+++ Supplied records +++

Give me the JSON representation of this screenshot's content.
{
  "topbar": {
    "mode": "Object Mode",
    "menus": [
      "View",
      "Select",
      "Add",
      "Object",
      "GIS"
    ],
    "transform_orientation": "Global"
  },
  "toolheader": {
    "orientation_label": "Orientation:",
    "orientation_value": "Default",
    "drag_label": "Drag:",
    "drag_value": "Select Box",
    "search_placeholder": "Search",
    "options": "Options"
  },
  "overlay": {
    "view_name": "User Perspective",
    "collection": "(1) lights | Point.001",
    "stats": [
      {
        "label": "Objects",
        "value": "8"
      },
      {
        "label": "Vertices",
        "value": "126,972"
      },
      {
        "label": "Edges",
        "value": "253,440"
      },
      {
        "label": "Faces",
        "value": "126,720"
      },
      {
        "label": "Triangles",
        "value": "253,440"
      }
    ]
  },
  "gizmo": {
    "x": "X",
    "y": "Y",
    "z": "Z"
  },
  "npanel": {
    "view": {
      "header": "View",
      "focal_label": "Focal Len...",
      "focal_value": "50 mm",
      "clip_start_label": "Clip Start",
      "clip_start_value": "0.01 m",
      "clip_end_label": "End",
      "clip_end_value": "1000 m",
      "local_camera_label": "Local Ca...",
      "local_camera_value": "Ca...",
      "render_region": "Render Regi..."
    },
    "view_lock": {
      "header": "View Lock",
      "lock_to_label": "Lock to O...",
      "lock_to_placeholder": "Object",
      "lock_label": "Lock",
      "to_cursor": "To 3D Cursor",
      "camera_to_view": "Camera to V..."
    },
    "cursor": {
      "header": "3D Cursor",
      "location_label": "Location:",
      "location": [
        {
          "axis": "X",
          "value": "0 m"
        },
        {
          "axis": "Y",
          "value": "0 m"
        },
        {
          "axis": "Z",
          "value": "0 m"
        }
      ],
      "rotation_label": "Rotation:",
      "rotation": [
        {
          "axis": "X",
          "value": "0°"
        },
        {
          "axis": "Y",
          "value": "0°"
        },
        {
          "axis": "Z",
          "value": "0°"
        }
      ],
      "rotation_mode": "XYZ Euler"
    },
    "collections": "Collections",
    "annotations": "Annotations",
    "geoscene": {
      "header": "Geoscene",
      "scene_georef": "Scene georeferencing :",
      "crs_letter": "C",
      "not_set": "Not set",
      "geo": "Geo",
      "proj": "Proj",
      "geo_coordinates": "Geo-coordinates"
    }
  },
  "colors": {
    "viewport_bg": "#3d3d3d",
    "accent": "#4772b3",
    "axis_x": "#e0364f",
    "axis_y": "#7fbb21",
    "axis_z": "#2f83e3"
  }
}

+++

Write out the material exactly as given.

Give me the JSON representation of this screenshot's content.
{
  "topbar": {
    "mode": "Object Mode",
    "menus": [
      "View",
      "Select",
      "Add",
      "Object",
      "GIS"
    ],
    "transform_orientation": "Global"
  },
  "toolheader": {
    "orientation_label": "Orientation:",
    "orientation_value": "Default",
    "drag_label": "Drag:",
    "drag_value": "Select Box",
    "search_placeholder": "Search",
    "options": "Options"
  },
  "overlay": {
    "view_name": "User Perspective",
    "collection": "(1) lights | Point.001",
    "stats": [
      {
        "label": "Objects",
        "value": "8"
      },
      {
        "label": "Vertices",
        "value": "126,972"
      },
      {
        "label": "Edges",
        "value": "253,440"
      },
      {
        "label": "Faces",
        "value": "126,720"
      },
      {
        "label": "Triangles",
        "value": "253,440"
      }
    ]
  },
  "gizmo": {
    "x": "X",
    "y": "Y",
    "z": "Z"
  },
  "npanel": {
    "view": {
      "header": "View",
      "focal_label": "Focal Len...",
      "focal_value": "50 mm",
      "clip_start_label": "Clip Start",
      "clip_start_value": "0.01 m",
      "clip_end_label": "End",
      "clip_end_value": "1000 m",
      "local_camera_label": "Local Ca...",
      "local_camera_value": "Ca...",
      "render_region": "Render Regi..."
    },
    "view_lock": {
      "header": "View Lock",
      "lock_to_label": "Lock to O...",
      "lock_to_placeholder": "Object",
      "lock_label": "Lock",
      "to_cursor": "To 3D Cursor",
      "camera_to_view": "Camera to V..."
    },
    "cursor": {
      "header": "3D Cursor",
      "location_label": "Location:",
      "location": [
        {
          "axis": "X",
          "value": "0 m"
        },
        {
          "axis": "Y",
          "value": "0 m"
        },
        {
          "axis": "Z",
          "value": "0 m"
        }
      ],
      "rotation_label": "Rotation:",
      "rotation": [
        {
          "axis": "X",
          "value": "0°"
        },
        {
          "axis": "Y",
          "value": "0°"
        },
        {
          "axis": "Z",
          "value": "0°"
        }
      ],
      "rotation_mode": "XYZ Euler"
    },
    "collections": "Collections",
    "annotations": "Annotations",
    "geoscene": {
      "header": "Geoscene",
      "scene_georef": "Scene georeferencing :",
      "crs_letter": "C",
      "not_set": "Not set",
      "geo": "Geo",
      "proj": "Proj",
      "geo_coordinates": "Geo-coordinates"
    }
  },
  "colors": {
    "viewport_bg": "#3d3d3d",
    "accent": "#4772b3",
    "axis_x": "#e0364f",
    "axis_y": "#7fbb21",
    "axis_z": "#2f83e3"
  }
}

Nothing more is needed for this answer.